-- What you will do --
A) According to the best practices for reflections, under what conditions should reflections be created?
B) Echo the records line for line, starting at their first line and ending at the line that contains "632, 155, 658]".

-- Selected excerpt --
******

Best Practices for Creating Raw and Aggregation Reflections
Dremio recommends that you follow these best practices when creating reflections.
Design reflections for expensive query patterns
- Review query history (jobs) to determine the most expensive and most-frequent queries being submitted.
- Look in the job profiles for these queries. Datasets referenced by multiple queries that perform expensive scans, joins, and aggregations are good candidates for reflections.
- Examine the SQL for the selected queries that reference the same dataset to find patterns that can help you define a reflection on that dataset that satisfies as many of those queries as possible.
Avoid the “more are always better” approach
Creating more reflections than are necessary to support your data consumers can lead to the use of more resources than might be optimal for your environment, both in terms of system resources and the time and attention devoted to working with them.
Establish criteria for when to create reflections
Create them only when data consumers are experiencing slow query responses, or when reports are not meeting established SLAs.
Create reflections where they do the most work without duplicating the work of other reflections
You can do so by following the recommendation in the section “Layering Datasets” in “Datasets”.
Establish a routine for checking how often reflections are used by the query planner
At regular intervals, check for reflections that are no longer being used and evaluate whether they should be removed. Query patterns can change over time, and frequently-used reflections can gradually become less relevant.

******

-- Records provided --
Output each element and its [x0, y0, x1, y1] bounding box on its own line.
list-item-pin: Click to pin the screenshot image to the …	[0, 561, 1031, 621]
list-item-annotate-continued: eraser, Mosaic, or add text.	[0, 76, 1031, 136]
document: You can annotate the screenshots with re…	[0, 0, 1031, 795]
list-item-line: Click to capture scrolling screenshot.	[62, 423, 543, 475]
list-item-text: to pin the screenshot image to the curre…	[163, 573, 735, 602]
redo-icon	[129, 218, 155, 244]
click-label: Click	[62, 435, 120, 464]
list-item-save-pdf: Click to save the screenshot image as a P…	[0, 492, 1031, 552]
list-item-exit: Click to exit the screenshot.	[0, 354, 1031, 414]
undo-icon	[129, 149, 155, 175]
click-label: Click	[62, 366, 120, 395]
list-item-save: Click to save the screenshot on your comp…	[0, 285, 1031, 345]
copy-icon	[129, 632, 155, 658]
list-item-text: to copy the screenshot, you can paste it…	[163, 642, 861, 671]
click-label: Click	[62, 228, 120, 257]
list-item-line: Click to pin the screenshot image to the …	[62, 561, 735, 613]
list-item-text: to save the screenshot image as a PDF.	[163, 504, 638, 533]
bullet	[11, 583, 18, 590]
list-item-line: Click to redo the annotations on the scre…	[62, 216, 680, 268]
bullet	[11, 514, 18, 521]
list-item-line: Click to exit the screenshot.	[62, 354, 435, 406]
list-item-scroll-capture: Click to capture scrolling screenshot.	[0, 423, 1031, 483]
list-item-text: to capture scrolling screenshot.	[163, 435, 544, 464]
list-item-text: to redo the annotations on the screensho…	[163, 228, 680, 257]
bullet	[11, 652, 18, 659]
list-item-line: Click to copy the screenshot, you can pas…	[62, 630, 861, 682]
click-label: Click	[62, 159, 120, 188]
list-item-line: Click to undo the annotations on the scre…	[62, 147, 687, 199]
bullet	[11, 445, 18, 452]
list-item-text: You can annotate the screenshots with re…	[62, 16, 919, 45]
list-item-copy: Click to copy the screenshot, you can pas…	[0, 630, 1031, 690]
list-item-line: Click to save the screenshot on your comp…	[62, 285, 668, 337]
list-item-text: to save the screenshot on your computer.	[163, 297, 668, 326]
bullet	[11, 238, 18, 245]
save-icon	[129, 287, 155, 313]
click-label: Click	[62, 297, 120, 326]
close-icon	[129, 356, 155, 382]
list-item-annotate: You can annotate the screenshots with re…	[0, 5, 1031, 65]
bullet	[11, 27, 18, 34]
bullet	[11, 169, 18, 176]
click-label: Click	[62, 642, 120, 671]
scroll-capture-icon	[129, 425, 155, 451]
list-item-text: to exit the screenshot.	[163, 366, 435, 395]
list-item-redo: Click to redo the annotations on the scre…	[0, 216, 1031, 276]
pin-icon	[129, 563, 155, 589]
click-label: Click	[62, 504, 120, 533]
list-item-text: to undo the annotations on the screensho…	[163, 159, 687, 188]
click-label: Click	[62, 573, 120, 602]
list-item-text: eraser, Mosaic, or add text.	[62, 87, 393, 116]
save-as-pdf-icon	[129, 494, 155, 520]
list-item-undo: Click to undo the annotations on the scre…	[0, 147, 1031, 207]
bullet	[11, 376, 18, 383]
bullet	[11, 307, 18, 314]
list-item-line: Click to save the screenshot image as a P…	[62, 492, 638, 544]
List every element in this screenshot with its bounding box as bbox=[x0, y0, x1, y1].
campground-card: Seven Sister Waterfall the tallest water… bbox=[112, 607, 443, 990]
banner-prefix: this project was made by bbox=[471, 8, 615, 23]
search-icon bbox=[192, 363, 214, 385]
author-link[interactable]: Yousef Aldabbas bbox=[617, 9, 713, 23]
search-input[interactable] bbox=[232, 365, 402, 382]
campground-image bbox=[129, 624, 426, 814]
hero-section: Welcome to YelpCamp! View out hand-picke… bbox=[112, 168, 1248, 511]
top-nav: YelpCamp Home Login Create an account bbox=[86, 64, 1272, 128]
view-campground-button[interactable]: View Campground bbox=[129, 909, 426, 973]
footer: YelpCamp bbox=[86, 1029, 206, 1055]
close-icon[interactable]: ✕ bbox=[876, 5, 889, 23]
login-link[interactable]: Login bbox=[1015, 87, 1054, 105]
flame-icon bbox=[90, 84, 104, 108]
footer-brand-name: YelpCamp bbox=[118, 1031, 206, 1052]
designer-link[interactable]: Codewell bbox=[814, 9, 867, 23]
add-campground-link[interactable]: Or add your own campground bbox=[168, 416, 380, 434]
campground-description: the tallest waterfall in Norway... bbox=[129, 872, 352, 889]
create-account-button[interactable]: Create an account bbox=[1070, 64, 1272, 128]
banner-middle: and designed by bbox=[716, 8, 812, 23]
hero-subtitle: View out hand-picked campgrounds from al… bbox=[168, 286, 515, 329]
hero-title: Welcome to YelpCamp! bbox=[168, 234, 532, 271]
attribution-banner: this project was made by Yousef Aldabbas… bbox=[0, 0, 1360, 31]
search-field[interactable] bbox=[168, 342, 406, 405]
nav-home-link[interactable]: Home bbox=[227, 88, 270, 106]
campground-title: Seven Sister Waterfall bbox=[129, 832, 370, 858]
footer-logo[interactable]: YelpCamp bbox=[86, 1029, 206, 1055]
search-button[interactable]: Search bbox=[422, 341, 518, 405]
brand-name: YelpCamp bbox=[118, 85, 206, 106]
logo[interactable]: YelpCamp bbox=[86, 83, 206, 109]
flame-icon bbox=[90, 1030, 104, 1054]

******

-- Answers given --
A) Only when data consumers are experiencing slow query responses, or when reports are not meeting established SLAs.

B)
Output each element and its [x0, y0, x1, y1] bounding box on its own line.
list-item-pin: Click to pin the screenshot image to the …	[0, 561, 1031, 621]
list-item-annotate-continued: eraser, Mosaic, or add text.	[0, 76, 1031, 136]
document: You can annotate the screenshots with re…	[0, 0, 1031, 795]
list-item-line: Click to capture scrolling screenshot.	[62, 423, 543, 475]
list-item-text: to pin the screenshot image to the curre…	[163, 573, 735, 602]
redo-icon	[129, 218, 155, 244]
click-label: Click	[62, 435, 120, 464]
list-item-save-pdf: Click to save the screenshot image as a P…	[0, 492, 1031, 552]
list-item-exit: Click to exit the screenshot.	[0, 354, 1031, 414]
undo-icon	[129, 149, 155, 175]
click-label: Click	[62, 366, 120, 395]
list-item-save: Click to save the screenshot on your comp…	[0, 285, 1031, 345]
copy-icon	[129, 632, 155, 658]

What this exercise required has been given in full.